**INSTRUCTIONS FOR THE TASK**:
Give back every record below, character for character.

*****

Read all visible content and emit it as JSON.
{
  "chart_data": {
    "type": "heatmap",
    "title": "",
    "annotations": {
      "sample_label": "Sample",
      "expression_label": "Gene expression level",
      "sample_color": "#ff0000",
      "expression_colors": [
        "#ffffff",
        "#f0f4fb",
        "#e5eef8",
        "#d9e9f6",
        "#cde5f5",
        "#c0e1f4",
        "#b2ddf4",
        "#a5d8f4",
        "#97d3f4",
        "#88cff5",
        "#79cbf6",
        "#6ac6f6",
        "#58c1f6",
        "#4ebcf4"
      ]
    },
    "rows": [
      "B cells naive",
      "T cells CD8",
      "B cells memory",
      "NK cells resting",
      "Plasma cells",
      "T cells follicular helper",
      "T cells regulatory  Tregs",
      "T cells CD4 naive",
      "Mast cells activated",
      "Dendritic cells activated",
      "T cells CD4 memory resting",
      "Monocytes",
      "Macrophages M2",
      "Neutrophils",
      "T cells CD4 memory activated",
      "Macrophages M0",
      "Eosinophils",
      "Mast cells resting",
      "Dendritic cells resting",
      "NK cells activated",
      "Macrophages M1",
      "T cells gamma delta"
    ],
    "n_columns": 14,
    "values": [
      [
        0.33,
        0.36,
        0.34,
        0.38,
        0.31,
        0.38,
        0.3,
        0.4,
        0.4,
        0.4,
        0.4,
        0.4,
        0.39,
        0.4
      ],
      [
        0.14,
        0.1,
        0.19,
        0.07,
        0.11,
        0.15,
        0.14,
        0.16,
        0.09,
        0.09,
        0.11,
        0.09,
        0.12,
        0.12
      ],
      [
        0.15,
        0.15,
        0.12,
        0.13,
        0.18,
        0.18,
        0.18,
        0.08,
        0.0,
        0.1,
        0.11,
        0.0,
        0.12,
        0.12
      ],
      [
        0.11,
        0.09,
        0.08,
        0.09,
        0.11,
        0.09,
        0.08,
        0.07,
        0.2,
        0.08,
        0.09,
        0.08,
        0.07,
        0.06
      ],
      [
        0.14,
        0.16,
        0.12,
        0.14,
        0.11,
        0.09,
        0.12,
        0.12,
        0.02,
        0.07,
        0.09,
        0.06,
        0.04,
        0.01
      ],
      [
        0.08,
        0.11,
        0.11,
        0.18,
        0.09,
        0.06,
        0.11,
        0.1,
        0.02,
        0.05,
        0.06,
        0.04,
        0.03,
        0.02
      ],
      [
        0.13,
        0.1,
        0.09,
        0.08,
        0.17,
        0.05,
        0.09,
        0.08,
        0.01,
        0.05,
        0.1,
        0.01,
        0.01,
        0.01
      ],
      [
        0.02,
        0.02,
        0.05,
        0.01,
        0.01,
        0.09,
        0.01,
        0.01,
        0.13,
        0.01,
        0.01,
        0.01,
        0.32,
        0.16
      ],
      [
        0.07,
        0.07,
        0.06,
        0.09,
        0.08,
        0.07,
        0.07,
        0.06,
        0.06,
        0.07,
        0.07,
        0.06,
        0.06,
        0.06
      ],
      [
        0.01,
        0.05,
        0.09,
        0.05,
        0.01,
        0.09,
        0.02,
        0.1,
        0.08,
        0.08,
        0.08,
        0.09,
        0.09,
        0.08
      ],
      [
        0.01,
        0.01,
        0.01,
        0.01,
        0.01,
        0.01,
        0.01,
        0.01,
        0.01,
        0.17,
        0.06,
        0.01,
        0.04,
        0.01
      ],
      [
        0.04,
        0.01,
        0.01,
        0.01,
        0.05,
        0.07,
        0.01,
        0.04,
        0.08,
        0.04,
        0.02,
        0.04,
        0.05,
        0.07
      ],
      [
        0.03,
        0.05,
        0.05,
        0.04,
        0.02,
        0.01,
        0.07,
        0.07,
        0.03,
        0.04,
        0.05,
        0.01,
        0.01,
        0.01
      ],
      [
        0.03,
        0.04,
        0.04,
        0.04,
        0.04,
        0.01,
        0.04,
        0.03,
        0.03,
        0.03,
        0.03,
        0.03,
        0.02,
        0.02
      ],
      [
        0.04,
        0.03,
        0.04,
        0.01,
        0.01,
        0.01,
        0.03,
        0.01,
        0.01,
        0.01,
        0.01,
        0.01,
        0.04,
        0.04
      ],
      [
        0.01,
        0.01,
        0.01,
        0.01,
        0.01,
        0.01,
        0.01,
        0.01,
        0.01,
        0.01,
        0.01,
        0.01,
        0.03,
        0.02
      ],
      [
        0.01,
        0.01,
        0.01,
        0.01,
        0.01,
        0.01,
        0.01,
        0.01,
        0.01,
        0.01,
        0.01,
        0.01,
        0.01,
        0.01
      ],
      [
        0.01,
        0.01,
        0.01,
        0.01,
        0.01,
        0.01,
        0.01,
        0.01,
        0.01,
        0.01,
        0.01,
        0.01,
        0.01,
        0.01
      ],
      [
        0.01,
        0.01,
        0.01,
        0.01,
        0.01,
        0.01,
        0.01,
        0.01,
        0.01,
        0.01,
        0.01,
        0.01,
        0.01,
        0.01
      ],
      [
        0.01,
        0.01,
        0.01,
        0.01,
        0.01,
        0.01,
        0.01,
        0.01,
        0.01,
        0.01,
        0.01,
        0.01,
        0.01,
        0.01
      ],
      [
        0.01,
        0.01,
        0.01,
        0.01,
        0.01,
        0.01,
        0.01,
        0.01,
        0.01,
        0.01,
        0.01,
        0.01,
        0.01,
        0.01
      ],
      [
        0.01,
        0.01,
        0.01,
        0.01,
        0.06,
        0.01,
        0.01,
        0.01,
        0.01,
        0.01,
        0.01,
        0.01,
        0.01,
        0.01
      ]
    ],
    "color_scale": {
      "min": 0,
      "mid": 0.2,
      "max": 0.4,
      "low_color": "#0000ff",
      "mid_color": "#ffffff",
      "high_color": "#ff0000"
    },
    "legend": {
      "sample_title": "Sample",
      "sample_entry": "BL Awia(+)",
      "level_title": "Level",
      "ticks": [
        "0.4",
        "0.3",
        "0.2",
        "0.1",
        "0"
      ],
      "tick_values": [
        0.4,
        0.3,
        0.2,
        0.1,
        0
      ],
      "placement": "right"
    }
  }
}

*****

**SOLVED PROBLEM**:
Read all visible content and emit it as JSON.
{
  "chart_data": {
    "type": "heatmap",
    "title": "",
    "annotations": {
      "sample_label": "Sample",
      "expression_label": "Gene expression level",
      "sample_color": "#ff0000",
      "expression_colors": [
        "#ffffff",
        "#f0f4fb",
        "#e5eef8",
        "#d9e9f6",
        "#cde5f5",
        "#c0e1f4",
        "#b2ddf4",
        "#a5d8f4",
        "#97d3f4",
        "#88cff5",
        "#79cbf6",
        "#6ac6f6",
        "#58c1f6",
        "#4ebcf4"
      ]
    },
    "rows": [
      "B cells naive",
      "T cells CD8",
      "B cells memory",
      "NK cells resting",
      "Plasma cells",
      "T cells follicular helper",
      "T cells regulatory  Tregs",
      "T cells CD4 naive",
      "Mast cells activated",
      "Dendritic cells activated",
      "T cells CD4 memory resting",
      "Monocytes",
      "Macrophages M2",
      "Neutrophils",
      "T cells CD4 memory activated",
      "Macrophages M0",
      "Eosinophils",
      "Mast cells resting",
      "Dendritic cells resting",
      "NK cells activated",
      "Macrophages M1",
      "T cells gamma delta"
    ],
    "n_columns": 14,
    "values": [
      [
        0.33,
        0.36,
        0.34,
        0.38,
        0.31,
        0.38,
        0.3,
        0.4,
        0.4,
        0.4,
        0.4,
        0.4,
        0.39,
        0.4
      ],
      [
        0.14,
        0.1,
        0.19,
        0.07,
        0.11,
        0.15,
        0.14,
        0.16,
        0.09,
        0.09,
        0.11,
        0.09,
        0.12,
        0.12
      ],
      [
        0.15,
        0.15,
        0.12,
        0.13,
        0.18,
        0.18,
        0.18,
        0.08,
        0.0,
        0.1,
        0.11,
        0.0,
        0.12,
        0.12
      ],
      [
        0.11,
        0.09,
        0.08,
        0.09,
        0.11,
        0.09,
        0.08,
        0.07,
        0.2,
        0.08,
        0.09,
        0.08,
        0.07,
        0.06
      ],
      [
        0.14,
        0.16,
        0.12,
        0.14,
        0.11,
        0.09,
        0.12,
        0.12,
        0.02,
        0.07,
        0.09,
        0.06,
        0.04,
        0.01
      ],
      [
        0.08,
        0.11,
        0.11,
        0.18,
        0.09,
        0.06,
        0.11,
        0.1,
        0.02,
        0.05,
        0.06,
        0.04,
        0.03,
        0.02
      ],
      [
        0.13,
        0.1,
        0.09,
        0.08,
        0.17,
        0.05,
        0.09,
        0.08,
        0.01,
        0.05,
        0.1,
        0.01,
        0.01,
        0.01
      ],
      [
        0.02,
        0.02,
        0.05,
        0.01,
        0.01,
        0.09,
        0.01,
        0.01,
        0.13,
        0.01,
        0.01,
        0.01,
        0.32,
        0.16
      ],
      [
        0.07,
        0.07,
        0.06,
        0.09,
        0.08,
        0.07,
        0.07,
        0.06,
        0.06,
        0.07,
        0.07,
        0.06,
        0.06,
        0.06
      ],
      [
        0.01,
        0.05,
        0.09,
        0.05,
        0.01,
        0.09,
        0.02,
        0.1,
        0.08,
        0.08,
        0.08,
        0.09,
        0.09,
        0.08
      ],
      [
        0.01,
        0.01,
        0.01,
        0.01,
        0.01,
        0.01,
        0.01,
        0.01,
        0.01,
        0.17,
        0.06,
        0.01,
        0.04,
        0.01
      ],
      [
        0.04,
        0.01,
        0.01,
        0.01,
        0.05,
        0.07,
        0.01,
        0.04,
        0.08,
        0.04,
        0.02,
        0.04,
        0.05,
        0.07
      ],
      [
        0.03,
        0.05,
        0.05,
        0.04,
        0.02,
        0.01,
        0.07,
        0.07,
        0.03,
        0.04,
        0.05,
        0.01,
        0.01,
        0.01
      ],
      [
        0.03,
        0.04,
        0.04,
        0.04,
        0.04,
        0.01,
        0.04,
        0.03,
        0.03,
        0.03,
        0.03,
        0.03,
        0.02,
        0.02
      ],
      [
        0.04,
        0.03,
        0.04,
        0.01,
        0.01,
        0.01,
        0.03,
        0.01,
        0.01,
        0.01,
        0.01,
        0.01,
        0.04,
        0.04
      ],
      [
        0.01,
        0.01,
        0.01,
        0.01,
        0.01,
        0.01,
        0.01,
        0.01,
        0.01,
        0.01,
        0.01,
        0.01,
        0.03,
        0.02
      ],
      [
        0.01,
        0.01,
        0.01,
        0.01,
        0.01,
        0.01,
        0.01,
        0.01,
        0.01,
        0.01,
        0.01,
        0.01,
        0.01,
        0.01
      ],
      [
        0.01,
        0.01,
        0.01,
        0.01,
        0.01,
        0.01,
        0.01,
        0.01,
        0.01,
        0.01,
        0.01,
        0.01,
        0.01,
        0.01
      ],
      [
        0.01,
        0.01,
        0.01,
        0.01,
        0.01,
        0.01,
        0.01,
        0.01,
        0.01,
        0.01,
        0.01,
        0.01,
        0.01,
        0.01
      ],
      [
        0.01,
        0.01,
        0.01,
        0.01,
        0.01,
        0.01,
        0.01,
        0.01,
        0.01,
        0.01,
        0.01,
        0.01,
        0.01,
        0.01
      ],
      [
        0.01,
        0.01,
        0.01,
        0.01,
        0.01,
        0.01,
        0.01,
        0.01,
        0.01,
        0.01,
        0.01,
        0.01,
        0.01,
        0.01
      ],
      [
        0.01,
        0.01,
        0.01,
        0.01,
        0.06,
        0.01,
        0.01,
        0.01,
        0.01,
        0.01,
        0.01,
        0.01,
        0.01,
        0.01
      ]
    ],
    "color_scale": {
      "min": 0,
      "mid": 0.2,
      "max": 0.4,
      "low_color": "#0000ff",
      "mid_color": "#ffffff",
      "high_color": "#ff0000"
    },
    "legend": {
      "sample_title": "Sample",
      "sample_entry": "BL Awia(+)",
      "level_title": "Level",
      "ticks": [
        "0.4",
        "0.3",
        "0.2",
        "0.1",
        "0"
      ],
      "tick_values": [
        0.4,
        0.3,
        0.2,
        0.1,
        0
      ],
      "placement": "right"
    }
  }
}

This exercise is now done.